What to do: Write out the material exactly, without any of its pictures.

++++ Data provided

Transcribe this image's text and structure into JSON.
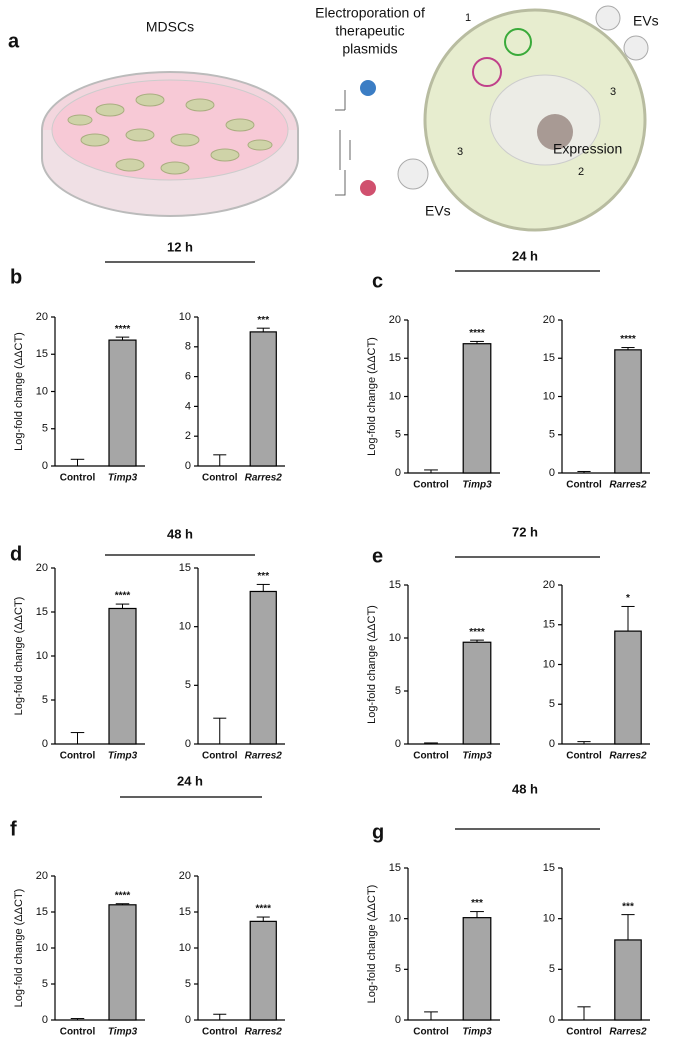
{
  "panel_a": {
    "letter": "a",
    "dish_label": "MDSCs",
    "electroporation_label": [
      "Electroporation of",
      "therapeutic",
      "plasmids"
    ],
    "ev_labels": [
      "EVs",
      "EVs"
    ],
    "expression_label": "Expression",
    "step_labels": [
      "1",
      "2",
      "3",
      "3"
    ]
  },
  "panels": [
    {
      "letter": "b",
      "title": "12 h"
    },
    {
      "letter": "c",
      "title": "24 h"
    },
    {
      "letter": "d",
      "title": "48 h"
    },
    {
      "letter": "e",
      "title": "72 h"
    },
    {
      "letter": "f",
      "title": "24 h"
    },
    {
      "letter": "g",
      "title": "48 h"
    }
  ],
  "chart_data": [
    {
      "type": "bar",
      "ylabel": "Log-fold change (ΔΔCT)",
      "categories": [
        "Control",
        "Timp3"
      ],
      "values": [
        0,
        16.9
      ],
      "errors": [
        0.9,
        0.4
      ],
      "annotation": "****",
      "color": "#a6a6a6",
      "ylim": [
        0,
        20
      ],
      "yticks": [
        0,
        5,
        10,
        15,
        20
      ]
    },
    {
      "type": "bar",
      "categories": [
        "Control",
        "Rarres2"
      ],
      "values": [
        0,
        9.0
      ],
      "errors": [
        0.75,
        0.25
      ],
      "annotation": "***",
      "color": "#a6a6a6",
      "ylim": [
        0,
        10
      ],
      "yticks": [
        0,
        2,
        4,
        6,
        8,
        10
      ]
    },
    {
      "type": "bar",
      "ylabel": "Log-fold change (ΔΔCT)",
      "categories": [
        "Control",
        "Timp3"
      ],
      "values": [
        0,
        16.9
      ],
      "errors": [
        0.4,
        0.3
      ],
      "annotation": "****",
      "color": "#a6a6a6",
      "ylim": [
        0,
        20
      ],
      "yticks": [
        0,
        5,
        10,
        15,
        20
      ]
    },
    {
      "type": "bar",
      "categories": [
        "Control",
        "Rarres2"
      ],
      "values": [
        0,
        16.1
      ],
      "errors": [
        0.2,
        0.3
      ],
      "annotation": "****",
      "color": "#a6a6a6",
      "ylim": [
        0,
        20
      ],
      "yticks": [
        0,
        5,
        10,
        15,
        20
      ]
    },
    {
      "type": "bar",
      "ylabel": "Log-fold change (ΔΔCT)",
      "categories": [
        "Control",
        "Timp3"
      ],
      "values": [
        0,
        15.4
      ],
      "errors": [
        1.3,
        0.5
      ],
      "annotation": "****",
      "color": "#a6a6a6",
      "ylim": [
        0,
        20
      ],
      "yticks": [
        0,
        5,
        10,
        15,
        20
      ]
    },
    {
      "type": "bar",
      "categories": [
        "Control",
        "Rarres2"
      ],
      "values": [
        0,
        13.0
      ],
      "errors": [
        2.2,
        0.6
      ],
      "annotation": "***",
      "color": "#a6a6a6",
      "ylim": [
        0,
        15
      ],
      "yticks": [
        0,
        5,
        10,
        15
      ]
    },
    {
      "type": "bar",
      "ylabel": "Log-fold change (ΔΔCT)",
      "categories": [
        "Control",
        "Timp3"
      ],
      "values": [
        0,
        9.6
      ],
      "errors": [
        0.1,
        0.2
      ],
      "annotation": "****",
      "color": "#a6a6a6",
      "ylim": [
        0,
        15
      ],
      "yticks": [
        0,
        5,
        10,
        15
      ]
    },
    {
      "type": "bar",
      "categories": [
        "Control",
        "Rarres2"
      ],
      "values": [
        0,
        14.2
      ],
      "errors": [
        0.3,
        3.1
      ],
      "annotation": "*",
      "color": "#a6a6a6",
      "ylim": [
        0,
        20
      ],
      "yticks": [
        0,
        5,
        10,
        15,
        20
      ]
    },
    {
      "type": "bar",
      "ylabel": "Log-fold change (ΔΔCT)",
      "categories": [
        "Control",
        "Timp3"
      ],
      "values": [
        0,
        16.0
      ],
      "errors": [
        0.2,
        0.15
      ],
      "annotation": "****",
      "color": "#a6a6a6",
      "ylim": [
        0,
        20
      ],
      "yticks": [
        0,
        5,
        10,
        15,
        20
      ]
    },
    {
      "type": "bar",
      "categories": [
        "Control",
        "Rarres2"
      ],
      "values": [
        0,
        13.7
      ],
      "errors": [
        0.8,
        0.6
      ],
      "annotation": "****",
      "color": "#a6a6a6",
      "ylim": [
        0,
        20
      ],
      "yticks": [
        0,
        5,
        10,
        15,
        20
      ]
    },
    {
      "type": "bar",
      "ylabel": "Log-fold change (ΔΔCT)",
      "categories": [
        "Control",
        "Timp3"
      ],
      "values": [
        0,
        10.1
      ],
      "errors": [
        0.8,
        0.6
      ],
      "annotation": "***",
      "color": "#a6a6a6",
      "ylim": [
        0,
        15
      ],
      "yticks": [
        0,
        5,
        10,
        15
      ]
    },
    {
      "type": "bar",
      "categories": [
        "Control",
        "Rarres2"
      ],
      "values": [
        0,
        7.9
      ],
      "errors": [
        1.3,
        2.5
      ],
      "annotation": "***",
      "color": "#a6a6a6",
      "ylim": [
        0,
        15
      ],
      "yticks": [
        0,
        5,
        10,
        15
      ]
    }
  ]
}
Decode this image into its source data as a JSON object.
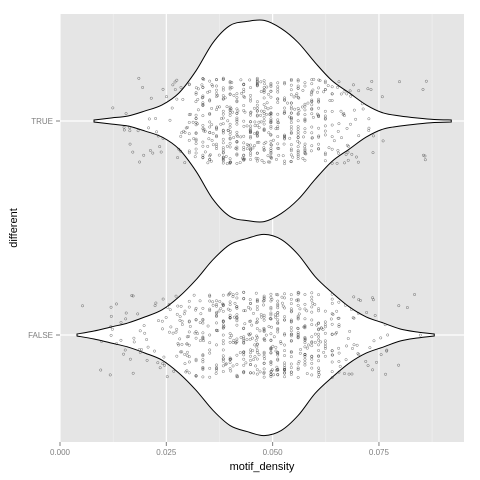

++++++++

Solution to this exercise:
Transcribe this image's text and structure into JSON.
{
  "panel_a": {
    "letter": "a",
    "dish_label": "MDSCs",
    "electroporation_label": [
      "Electroporation of",
      "therapeutic",
      "plasmids"
    ],
    "ev_labels": [
      "EVs",
      "EVs"
    ],
    "expression_label": "Expression",
    "step_labels": [
      "1",
      "2",
      "3",
      "3"
    ]
  },
  "panels": [
    {
      "letter": "b",
      "title": "12 h"
    },
    {
      "letter": "c",
      "title": "24 h"
    },
    {
      "letter": "d",
      "title": "48 h"
    },
    {
      "letter": "e",
      "title": "72 h"
    },
    {
      "letter": "f",
      "title": "24 h"
    },
    {
      "letter": "g",
      "title": "48 h"
    }
  ],
  "chart_data": [
    {
      "type": "bar",
      "ylabel": "Log-fold change (ΔΔCT)",
      "categories": [
        "Control",
        "Timp3"
      ],
      "values": [
        0,
        16.9
      ],
      "errors": [
        0.9,
        0.4
      ],
      "annotation": "****",
      "color": "#a6a6a6",
      "ylim": [
        0,
        20
      ],
      "yticks": [
        0,
        5,
        10,
        15,
        20
      ]
    },
    {
      "type": "bar",
      "categories": [
        "Control",
        "Rarres2"
      ],
      "values": [
        0,
        9.0
      ],
      "errors": [
        0.75,
        0.25
      ],
      "annotation": "***",
      "color": "#a6a6a6",
      "ylim": [
        0,
        10
      ],
      "yticks": [
        0,
        2,
        4,
        6,
        8,
        10
      ]
    },
    {
      "type": "bar",
      "ylabel": "Log-fold change (ΔΔCT)",
      "categories": [
        "Control",
        "Timp3"
      ],
      "values": [
        0,
        16.9
      ],
      "errors": [
        0.4,
        0.3
      ],
      "annotation": "****",
      "color": "#a6a6a6",
      "ylim": [
        0,
        20
      ],
      "yticks": [
        0,
        5,
        10,
        15,
        20
      ]
    },
    {
      "type": "bar",
      "categories": [
        "Control",
        "Rarres2"
      ],
      "values": [
        0,
        16.1
      ],
      "errors": [
        0.2,
        0.3
      ],
      "annotation": "****",
      "color": "#a6a6a6",
      "ylim": [
        0,
        20
      ],
      "yticks": [
        0,
        5,
        10,
        15,
        20
      ]
    },
    {
      "type": "bar",
      "ylabel": "Log-fold change (ΔΔCT)",
      "categories": [
        "Control",
        "Timp3"
      ],
      "values": [
        0,
        15.4
      ],
      "errors": [
        1.3,
        0.5
      ],
      "annotation": "****",
      "color": "#a6a6a6",
      "ylim": [
        0,
        20
      ],
      "yticks": [
        0,
        5,
        10,
        15,
        20
      ]
    },
    {
      "type": "bar",
      "categories": [
        "Control",
        "Rarres2"
      ],
      "values": [
        0,
        13.0
      ],
      "errors": [
        2.2,
        0.6
      ],
      "annotation": "***",
      "color": "#a6a6a6",
      "ylim": [
        0,
        15
      ],
      "yticks": [
        0,
        5,
        10,
        15
      ]
    },
    {
      "type": "bar",
      "ylabel": "Log-fold change (ΔΔCT)",
      "categories": [
        "Control",
        "Timp3"
      ],
      "values": [
        0,
        9.6
      ],
      "errors": [
        0.1,
        0.2
      ],
      "annotation": "****",
      "color": "#a6a6a6",
      "ylim": [
        0,
        15
      ],
      "yticks": [
        0,
        5,
        10,
        15
      ]
    },
    {
      "type": "bar",
      "categories": [
        "Control",
        "Rarres2"
      ],
      "values": [
        0,
        14.2
      ],
      "errors": [
        0.3,
        3.1
      ],
      "annotation": "*",
      "color": "#a6a6a6",
      "ylim": [
        0,
        20
      ],
      "yticks": [
        0,
        5,
        10,
        15,
        20
      ]
    },
    {
      "type": "bar",
      "ylabel": "Log-fold change (ΔΔCT)",
      "categories": [
        "Control",
        "Timp3"
      ],
      "values": [
        0,
        16.0
      ],
      "errors": [
        0.2,
        0.15
      ],
      "annotation": "****",
      "color": "#a6a6a6",
      "ylim": [
        0,
        20
      ],
      "yticks": [
        0,
        5,
        10,
        15,
        20
      ]
    },
    {
      "type": "bar",
      "categories": [
        "Control",
        "Rarres2"
      ],
      "values": [
        0,
        13.7
      ],
      "errors": [
        0.8,
        0.6
      ],
      "annotation": "****",
      "color": "#a6a6a6",
      "ylim": [
        0,
        20
      ],
      "yticks": [
        0,
        5,
        10,
        15,
        20
      ]
    },
    {
      "type": "bar",
      "ylabel": "Log-fold change (ΔΔCT)",
      "categories": [
        "Control",
        "Timp3"
      ],
      "values": [
        0,
        10.1
      ],
      "errors": [
        0.8,
        0.6
      ],
      "annotation": "***",
      "color": "#a6a6a6",
      "ylim": [
        0,
        15
      ],
      "yticks": [
        0,
        5,
        10,
        15
      ]
    },
    {
      "type": "bar",
      "categories": [
        "Control",
        "Rarres2"
      ],
      "values": [
        0,
        7.9
      ],
      "errors": [
        1.3,
        2.5
      ],
      "annotation": "***",
      "color": "#a6a6a6",
      "ylim": [
        0,
        15
      ],
      "yticks": [
        0,
        5,
        10,
        15
      ]
    }
  ]
}
Decode this image into its source data as a JSON object.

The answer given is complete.